Collected data entries

----------

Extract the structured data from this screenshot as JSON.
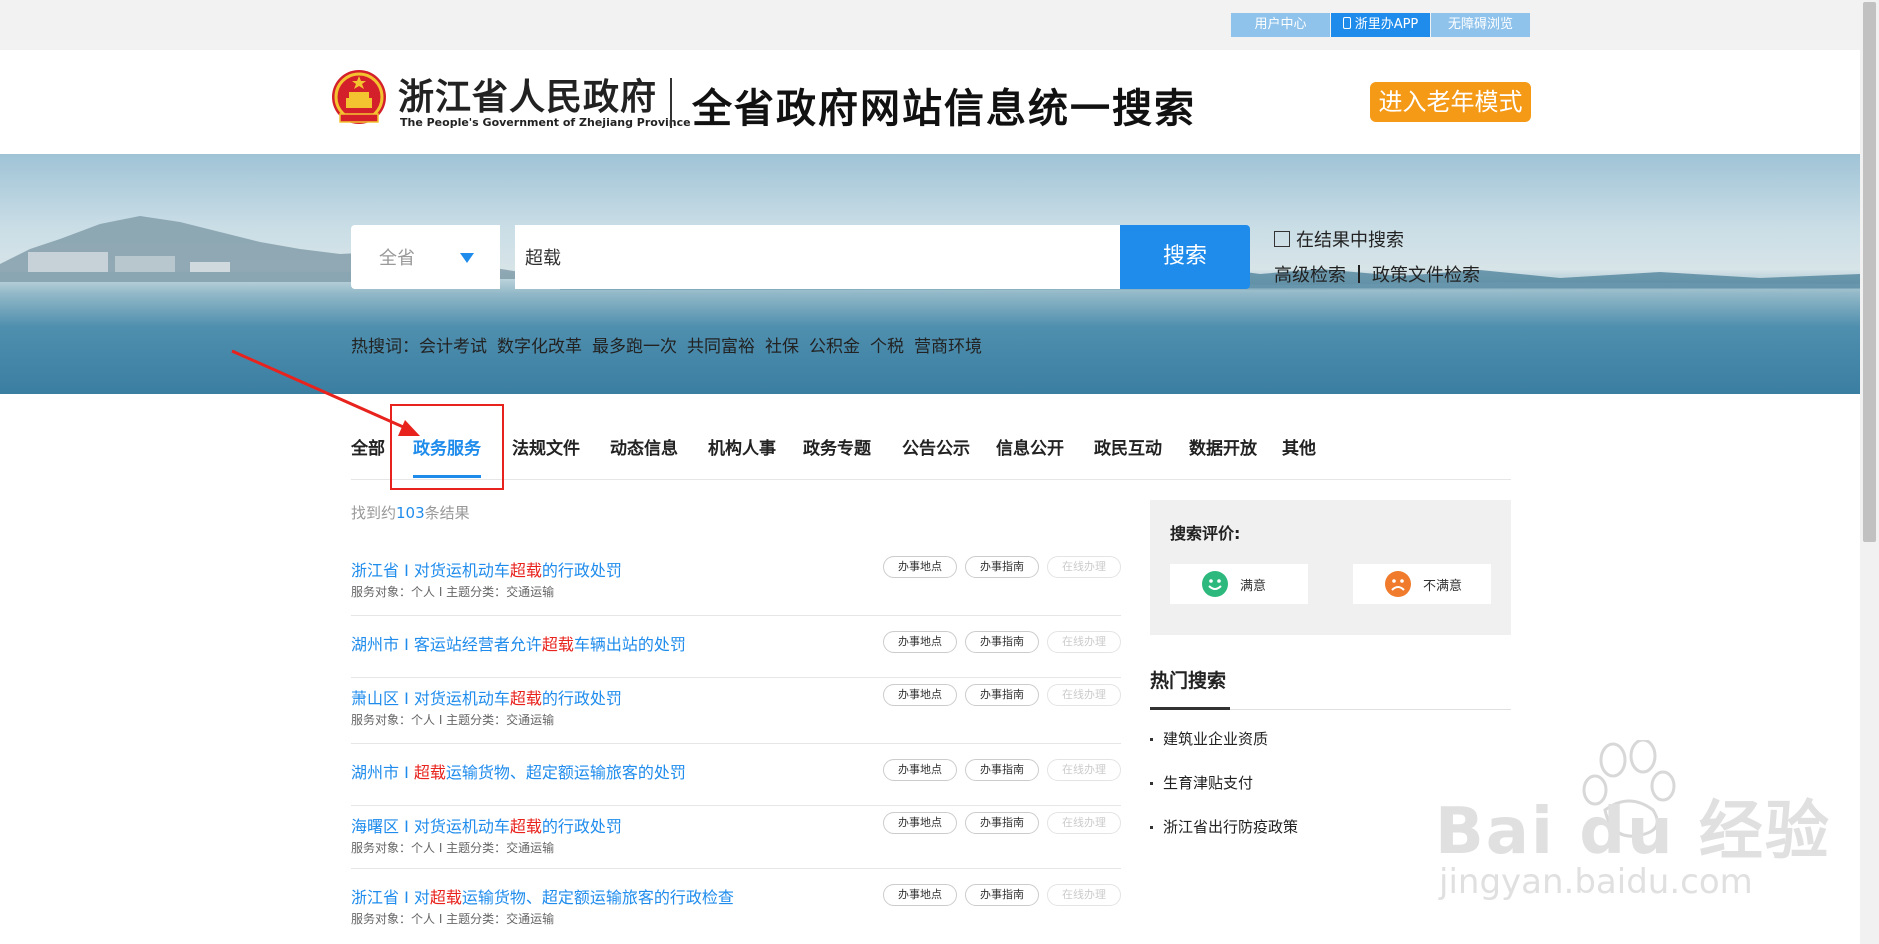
{
  "topbar": {
    "links": [
      "用户中心",
      "浙里办APP",
      "无障碍浏览"
    ]
  },
  "header": {
    "site_name": "浙江省人民政府",
    "site_name_en": "The People's Government of Zhejiang Province",
    "title": "全省政府网站信息统一搜索",
    "elder_mode": "进入老年模式"
  },
  "search": {
    "scope": "全省",
    "query": "超载",
    "button": "搜索",
    "in_result": "在结果中搜索",
    "advanced": "高级检索",
    "policy": "政策文件检索",
    "hot_label": "热搜词：",
    "hot_words": [
      "会计考试",
      "数字化改革",
      "最多跑一次",
      "共同富裕",
      "社保",
      "公积金",
      "个税",
      "营商环境"
    ]
  },
  "tabs": [
    "全部",
    "政务服务",
    "法规文件",
    "动态信息",
    "机构人事",
    "政务专题",
    "公告公示",
    "信息公开",
    "政民互动",
    "数据开放",
    "其他"
  ],
  "active_tab": "政务服务",
  "results": {
    "count_prefix": "找到约",
    "count": "103",
    "count_suffix": "条结果",
    "pill_labels": [
      "办事地点",
      "办事指南",
      "在线办理"
    ],
    "items": [
      {
        "pre": "浙江省 I 对货运机动车",
        "hl": "超载",
        "post": "的行政处罚",
        "meta": "服务对象：个人  I  主题分类：交通运输"
      },
      {
        "pre": "湖州市 I 客运站经营者允许",
        "hl": "超载",
        "post": "车辆出站的处罚",
        "meta": ""
      },
      {
        "pre": "萧山区 I 对货运机动车",
        "hl": "超载",
        "post": "的行政处罚",
        "meta": "服务对象：个人  I  主题分类：交通运输"
      },
      {
        "pre": "湖州市 I ",
        "hl": "超载",
        "post": "运输货物、超定额运输旅客的处罚",
        "meta": ""
      },
      {
        "pre": "海曙区 I 对货运机动车",
        "hl": "超载",
        "post": "的行政处罚",
        "meta": "服务对象：个人  I  主题分类：交通运输"
      },
      {
        "pre": "浙江省 I 对",
        "hl": "超载",
        "post": "运输货物、超定额运输旅客的行政检查",
        "meta": "服务对象：个人  I  主题分类：交通运输"
      }
    ]
  },
  "sidebar": {
    "rating_title": "搜索评价:",
    "satisfied": "满意",
    "unsatisfied": "不满意",
    "satisfied_color": "#2db87d",
    "unsatisfied_color": "#f07b2c",
    "hot_title": "热门搜索",
    "hot_items": [
      "建筑业企业资质",
      "生育津贴支付",
      "浙江省出行防疫政策"
    ]
  },
  "watermark": {
    "brand": "Bai du 经验",
    "url": "jingyan.baidu.com"
  },
  "colors": {
    "accent": "#1f8cec",
    "highlight": "#e8231e",
    "elder": "#f59a17"
  }
}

----------

> TASK DESCRIPTION
Transcribe the full listing above exactly as it stands, minus the pictures.

> RESULT BELOW
Extract the structured data from this screenshot as JSON.
{
  "topbar": {
    "links": [
      "用户中心",
      "浙里办APP",
      "无障碍浏览"
    ]
  },
  "header": {
    "site_name": "浙江省人民政府",
    "site_name_en": "The People's Government of Zhejiang Province",
    "title": "全省政府网站信息统一搜索",
    "elder_mode": "进入老年模式"
  },
  "search": {
    "scope": "全省",
    "query": "超载",
    "button": "搜索",
    "in_result": "在结果中搜索",
    "advanced": "高级检索",
    "policy": "政策文件检索",
    "hot_label": "热搜词：",
    "hot_words": [
      "会计考试",
      "数字化改革",
      "最多跑一次",
      "共同富裕",
      "社保",
      "公积金",
      "个税",
      "营商环境"
    ]
  },
  "tabs": [
    "全部",
    "政务服务",
    "法规文件",
    "动态信息",
    "机构人事",
    "政务专题",
    "公告公示",
    "信息公开",
    "政民互动",
    "数据开放",
    "其他"
  ],
  "active_tab": "政务服务",
  "results": {
    "count_prefix": "找到约",
    "count": "103",
    "count_suffix": "条结果",
    "pill_labels": [
      "办事地点",
      "办事指南",
      "在线办理"
    ],
    "items": [
      {
        "pre": "浙江省 I 对货运机动车",
        "hl": "超载",
        "post": "的行政处罚",
        "meta": "服务对象：个人  I  主题分类：交通运输"
      },
      {
        "pre": "湖州市 I 客运站经营者允许",
        "hl": "超载",
        "post": "车辆出站的处罚",
        "meta": ""
      },
      {
        "pre": "萧山区 I 对货运机动车",
        "hl": "超载",
        "post": "的行政处罚",
        "meta": "服务对象：个人  I  主题分类：交通运输"
      },
      {
        "pre": "湖州市 I ",
        "hl": "超载",
        "post": "运输货物、超定额运输旅客的处罚",
        "meta": ""
      },
      {
        "pre": "海曙区 I 对货运机动车",
        "hl": "超载",
        "post": "的行政处罚",
        "meta": "服务对象：个人  I  主题分类：交通运输"
      },
      {
        "pre": "浙江省 I 对",
        "hl": "超载",
        "post": "运输货物、超定额运输旅客的行政检查",
        "meta": "服务对象：个人  I  主题分类：交通运输"
      }
    ]
  },
  "sidebar": {
    "rating_title": "搜索评价:",
    "satisfied": "满意",
    "unsatisfied": "不满意",
    "satisfied_color": "#2db87d",
    "unsatisfied_color": "#f07b2c",
    "hot_title": "热门搜索",
    "hot_items": [
      "建筑业企业资质",
      "生育津贴支付",
      "浙江省出行防疫政策"
    ]
  },
  "watermark": {
    "brand": "Bai du 经验",
    "url": "jingyan.baidu.com"
  },
  "colors": {
    "accent": "#1f8cec",
    "highlight": "#e8231e",
    "elder": "#f59a17"
  }
}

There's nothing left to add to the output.